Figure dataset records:
::::::::

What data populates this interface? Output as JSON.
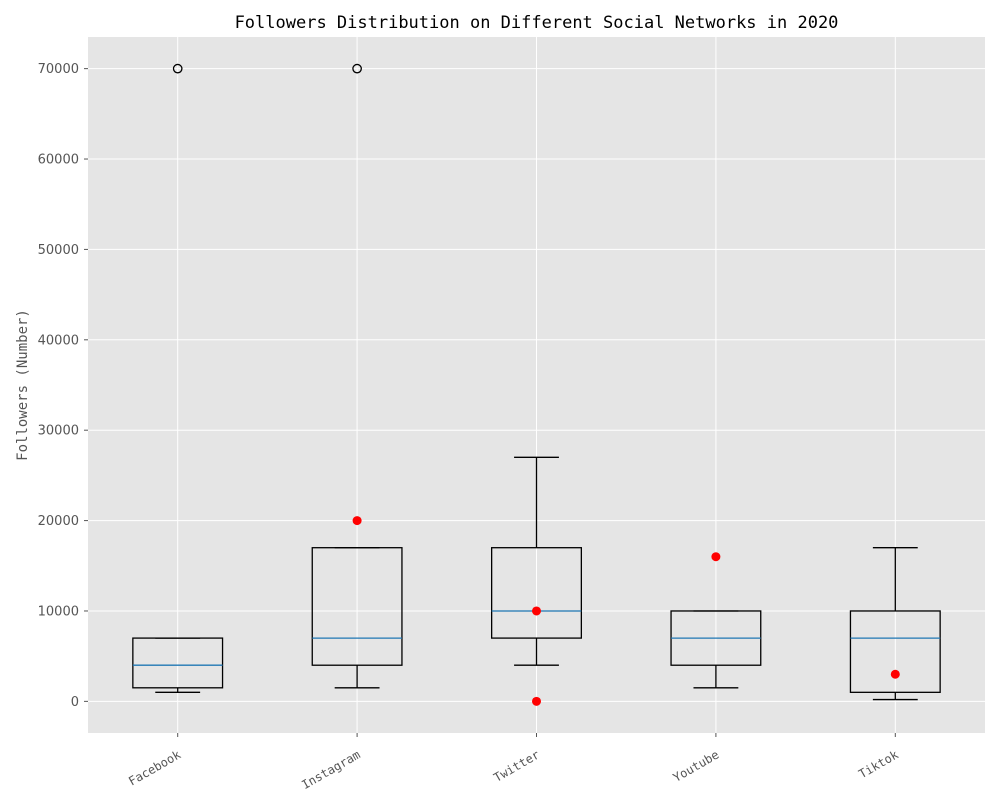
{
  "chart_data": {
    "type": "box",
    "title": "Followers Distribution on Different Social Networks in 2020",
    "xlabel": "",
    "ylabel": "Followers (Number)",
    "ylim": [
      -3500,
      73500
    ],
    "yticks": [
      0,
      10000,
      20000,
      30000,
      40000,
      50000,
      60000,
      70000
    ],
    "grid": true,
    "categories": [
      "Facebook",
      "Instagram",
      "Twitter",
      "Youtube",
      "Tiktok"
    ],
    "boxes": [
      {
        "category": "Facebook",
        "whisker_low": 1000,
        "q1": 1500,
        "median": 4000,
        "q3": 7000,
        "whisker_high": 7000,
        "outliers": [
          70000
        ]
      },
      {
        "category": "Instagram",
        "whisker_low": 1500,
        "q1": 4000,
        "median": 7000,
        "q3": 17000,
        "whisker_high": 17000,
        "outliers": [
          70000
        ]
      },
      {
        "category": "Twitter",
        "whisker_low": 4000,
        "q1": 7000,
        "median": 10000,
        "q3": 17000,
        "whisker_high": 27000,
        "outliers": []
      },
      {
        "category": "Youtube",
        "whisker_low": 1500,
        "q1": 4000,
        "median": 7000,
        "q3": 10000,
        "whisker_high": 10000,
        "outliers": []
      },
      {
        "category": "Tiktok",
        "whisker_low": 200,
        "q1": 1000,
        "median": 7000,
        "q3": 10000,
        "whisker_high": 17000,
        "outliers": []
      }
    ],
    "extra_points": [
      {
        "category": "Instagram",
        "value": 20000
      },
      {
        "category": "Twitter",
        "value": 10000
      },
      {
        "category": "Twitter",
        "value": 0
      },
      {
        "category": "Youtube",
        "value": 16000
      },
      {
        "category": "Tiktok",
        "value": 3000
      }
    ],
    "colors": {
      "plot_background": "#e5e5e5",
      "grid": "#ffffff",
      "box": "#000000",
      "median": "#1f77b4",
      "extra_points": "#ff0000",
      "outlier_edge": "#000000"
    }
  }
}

::::::::

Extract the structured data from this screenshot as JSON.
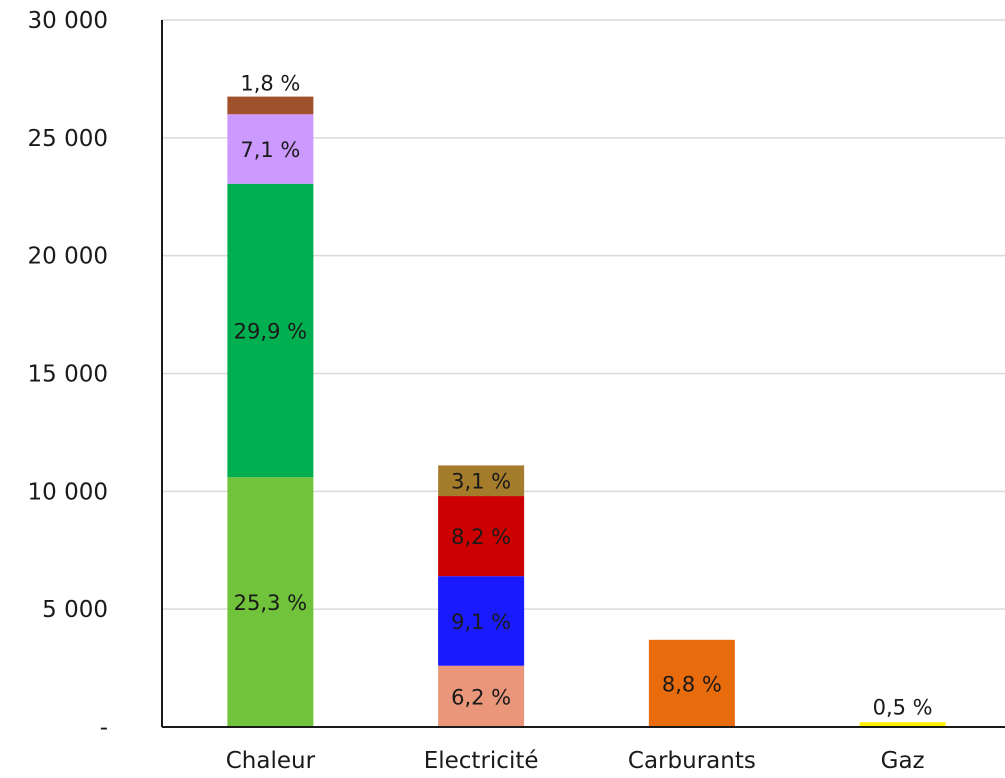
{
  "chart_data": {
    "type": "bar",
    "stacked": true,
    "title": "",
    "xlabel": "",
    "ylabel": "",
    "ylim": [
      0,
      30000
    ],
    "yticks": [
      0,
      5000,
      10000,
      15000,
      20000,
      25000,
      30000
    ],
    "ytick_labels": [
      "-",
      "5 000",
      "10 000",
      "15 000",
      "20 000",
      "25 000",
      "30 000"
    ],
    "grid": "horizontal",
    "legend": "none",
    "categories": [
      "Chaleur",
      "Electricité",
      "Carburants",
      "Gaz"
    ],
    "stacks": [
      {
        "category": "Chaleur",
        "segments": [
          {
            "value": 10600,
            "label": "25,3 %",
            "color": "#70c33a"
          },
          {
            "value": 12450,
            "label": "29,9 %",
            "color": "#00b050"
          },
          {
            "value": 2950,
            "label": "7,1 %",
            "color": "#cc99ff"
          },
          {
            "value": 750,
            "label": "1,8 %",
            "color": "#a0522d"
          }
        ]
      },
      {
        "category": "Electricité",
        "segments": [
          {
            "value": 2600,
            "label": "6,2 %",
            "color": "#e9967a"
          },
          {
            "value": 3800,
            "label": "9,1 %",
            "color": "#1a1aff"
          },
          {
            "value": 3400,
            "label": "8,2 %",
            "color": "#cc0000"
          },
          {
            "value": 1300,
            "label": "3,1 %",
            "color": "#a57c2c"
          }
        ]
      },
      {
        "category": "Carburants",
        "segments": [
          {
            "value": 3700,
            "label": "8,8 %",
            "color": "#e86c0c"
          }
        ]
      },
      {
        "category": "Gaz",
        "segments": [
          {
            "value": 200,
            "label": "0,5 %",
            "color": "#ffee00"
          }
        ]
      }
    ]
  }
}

::::::::

DIRECTION:
In the records above, tally the lines where the word "Electricité" appears, and give the number and nothing else.

RESULT:
2